■ Given exercise: Reproduce every entry exactly and leave its pictures out.
----- Task input -----
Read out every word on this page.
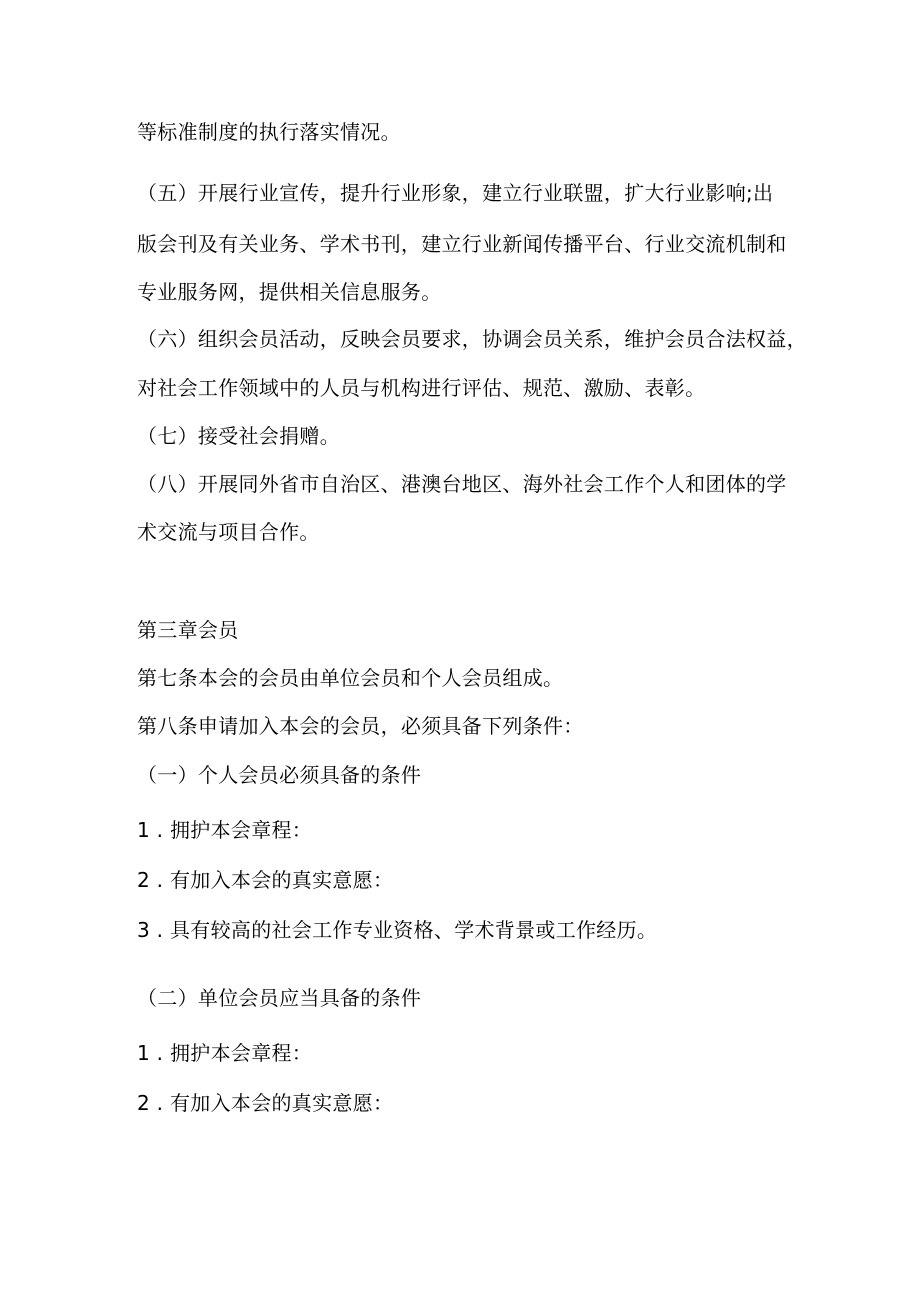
等标准制度的执行落实情况。
（五）开展行业宣传，提升行业形象，建立行业联盟，扩大行业影响;出
版会刊及有关业务、学术书刊，建立行业新闻传播平台、行业交流机制和
专业服务网，提供相关信息服务。
（六）组织会员活动，反映会员要求，协调会员关系，维护会员合法权益，
对社会工作领域中的人员与机构进行评估、规范、激励、表彰。
（七）接受社会捐赠。
（八）开展同外省市自治区、港澳台地区、海外社会工作个人和团体的学
术交流与项目合作。
第三章会员
第七条本会的会员由单位会员和个人会员组成。
第八条申请加入本会的会员，必须具备下列条件：
（一）个人会员必须具备的条件
1 . 拥护本会章程：
2 . 有加入本会的真实意愿：
3 . 具有较高的社会工作专业资格、学术背景或工作经历。
（二）单位会员应当具备的条件
1 . 拥护本会章程：
2 . 有加入本会的真实意愿：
-----
■ Answer to the task:
Read out every word on this page.
等标准制度的执行落实情况。
（五）开展行业宣传，提升行业形象，建立行业联盟，扩大行业影响;出
版会刊及有关业务、学术书刊，建立行业新闻传播平台、行业交流机制和
专业服务网，提供相关信息服务。
（六）组织会员活动，反映会员要求，协调会员关系，维护会员合法权益，
对社会工作领域中的人员与机构进行评估、规范、激励、表彰。
（七）接受社会捐赠。
（八）开展同外省市自治区、港澳台地区、海外社会工作个人和团体的学
术交流与项目合作。
第三章会员
第七条本会的会员由单位会员和个人会员组成。
第八条申请加入本会的会员，必须具备下列条件：
（一）个人会员必须具备的条件
1 . 拥护本会章程：
2 . 有加入本会的真实意愿：
3 . 具有较高的社会工作专业资格、学术背景或工作经历。
（二）单位会员应当具备的条件
1 . 拥护本会章程：
2 . 有加入本会的真实意愿：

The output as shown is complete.